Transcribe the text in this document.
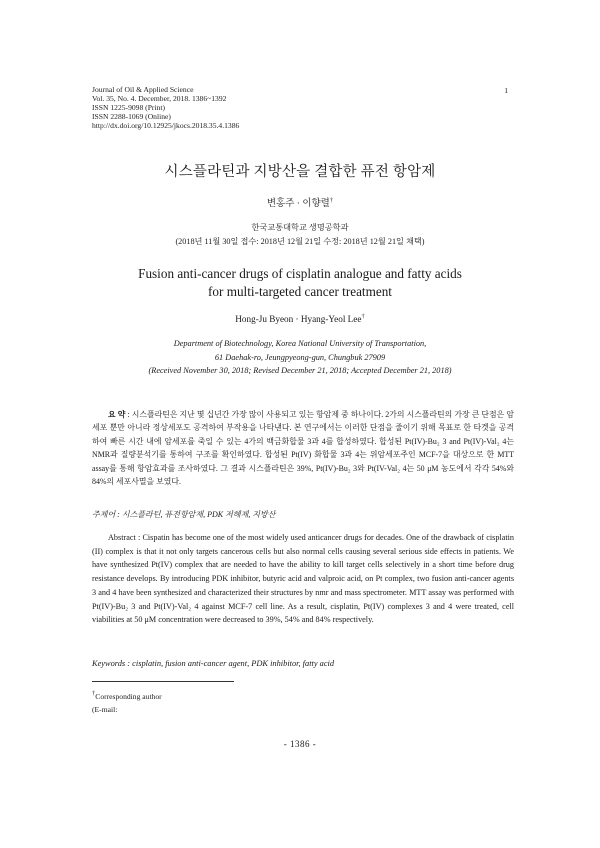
Journal of Oil & Applied Science
Vol. 35, No. 4. December, 2018. 1386~1392
ISSN 1225-9098 (Print)
ISSN 2288-1069 (Online)
http://dx.doi.org/10.12925/jkocs.2018.35.4.1386
1
시스플라틴과 지방산을 결합한 퓨전 항암제
변홍주 · 이향렬†
한국교통대학교 생명공학과
(2018년 11월 30일 접수: 2018년 12월 21일 수정: 2018년 12월 21일 채택)
Fusion anti-cancer drugs of cisplatin analogue and fatty acids
for multi-targeted cancer treatment
Hong-Ju Byeon · Hyang-Yeol Lee†
Department of Biotechnology, Korea National University of Transportation,
61 Daehak-ro, Jeungpyeong-gun, Chungbuk 27909
(Received November 30, 2018; Revised December 21, 2018; Accepted December 21, 2018)
요 약 : 시스플라틴은 지난 몇 십년간 가장 많이 사용되고 있는 항암제 중 하나이다. 2가의 시스플라틴의 가장 큰 단점은 암세포 뿐만 아니라 정상세포도 공격하여 부작용을 나타낸다. 본 연구에서는 이러한 단점을 줄이기 위해 목표로 한 타겟을 공격하여 빠른 시간 내에 암세포를 죽일 수 있는 4가의 백금화합물 3과 4를 합성하였다. 합성된 Pt(IV)-Bu₂ 3 and Pt(IV)-Val₂ 4는 NMR과 질량분석기를 통하여 구조를 확인하였다. 합성된 Pt(IV) 화합물 3과 4는 위암세포주인 MCF-7을 대상으로 한 MTT assay를 통해 항암효과를 조사하였다. 그 결과 시스플라틴은 39%, Pt(IV)-Bu₂ 3와 Pt(IV-Val₂ 4는 50 μM 농도에서 각각 54%와 84%의 세포사멸을 보였다.
주제어 : 시스플라틴, 퓨전항암제, PDK 저해제, 지방산
Abstract : Cispatin has become one of the most widely used anticancer drugs for decades. One of the drawback of cisplatin (II) complex is that it not only targets cancerous cells but also normal cells causing several serious side effects in patients. We have synthesized Pt(IV) complex that are needed to have the ability to kill target cells selectively in a short time before drug resistance develops. By introducing PDK inhibitor, butyric acid and valproic acid, on Pt complex, two fusion anti-cancer agents 3 and 4 have been synthesized and characterized their structures by nmr and mass spectrometer. MTT assay was performed with Pt(IV)-Bu₂ 3 and Pt(IV)-Val₂ 4 against MCF-7 cell line. As a result, cisplatin, Pt(IV) complexes 3 and 4 were treated, cell viabilities at 50 μM concentration were decreased to 39%, 54% and 84% respectively.
Keywords : cisplatin, fusion anti-cancer agent, PDK inhibitor, fatty acid
†Corresponding author
(E-mail:
- 1386 -
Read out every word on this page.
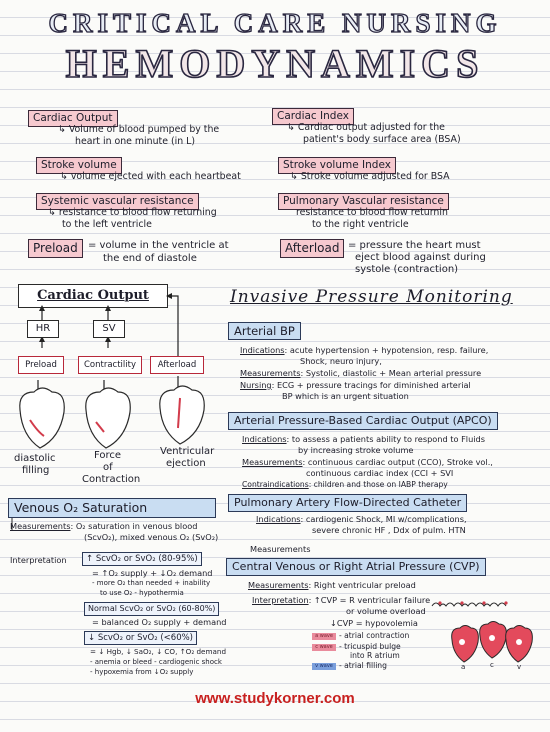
CRITICAL CARE NURSING
HEMODYNAMICS
Cardiac Output
↳ Volume of blood pumped by the
heart in one minute (in L)
Stroke volume
↳ volume ejected with each heartbeat
Systemic vascular resistance
↳ resistance to blood flow returning
to the left ventricle
Preload	= volume in the ventricle at
the end of diastole
Cardiac Index
↳ Cardiac output adjusted for the
patient's body surface area (BSA)
Stroke volume Index
↳ Stroke volume adjusted for BSA
Pulmonary Vascular resistance
resistance to blood flow returnin
to the right ventricle
Afterload = pressure the heart must
eject blood against during
systole (contraction)
Cardiac Output
HR	SV
Preload	Contractility	Afterload
diastolic
filling
Force
of
Contraction
Ventricular
ejection
Invasive Pressure Monitoring
Arterial BP
Indications: acute hypertension + hypotension, resp. failure,
Shock, neuro injury,
Measurements: Systolic, diastolic + Mean arterial pressure
Nursing: ECG + pressure tracings for diminished arterial
BP which is an urgent situation
Arterial Pressure-Based Cardiac Output (APCO)
Indications: to assess a patients ability to respond to Fluids
by increasing stroke volume
Measurements: continuous cardiac output (CCO), Stroke vol.,
continuous cardiac index (CCI + SVI
Contraindications: children and those on IABP therapy
Pulmonary Artery Flow-Directed Catheter
Indications: cardiogenic Shock, MI w/complications,
severe chronic HF , Ddx of pulm. HTN
Measurements
Central Venous or Right Atrial Pressure (CVP)
Measurements: Right ventricular preload
Interpretation: ↑CVP = R ventricular failure
or volume overload
↓CVP = hypovolemia
a wave - atrial contraction
c wave - tricuspid bulge
into R atrium
v wave - atrial filling	a	c	v
Venous O₂ Saturation
Measurements: O₂ saturation in venous blood
(ScvO₂), mixed venous O₂ (SvO₂)
Interpretation	↑ ScvO₂ or SvO₂ (80-95%)
= ↑O₂ supply + ↓O₂ demand
- more O₂ than needed + inability
to use O₂ - hypothermia
Normal ScvO₂ or SvO₂ (60-80%)
= balanced O₂ supply + demand
↓ ScvO₂ or SvO₂ (<60%)
= ↓ Hgb, ↓ SaO₂, ↓ CO, ↑O₂ demand
- anemia or bleed - cardiogenic shock
- hypoxemia from ↓O₂ supply
www.studykorner.com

Your objective:
Copy every line of the records above that holds the word "cardiogenic".

Solution:
Indications: cardiogenic Shock, MI w/complications,
- anemia or bleed - cardiogenic shock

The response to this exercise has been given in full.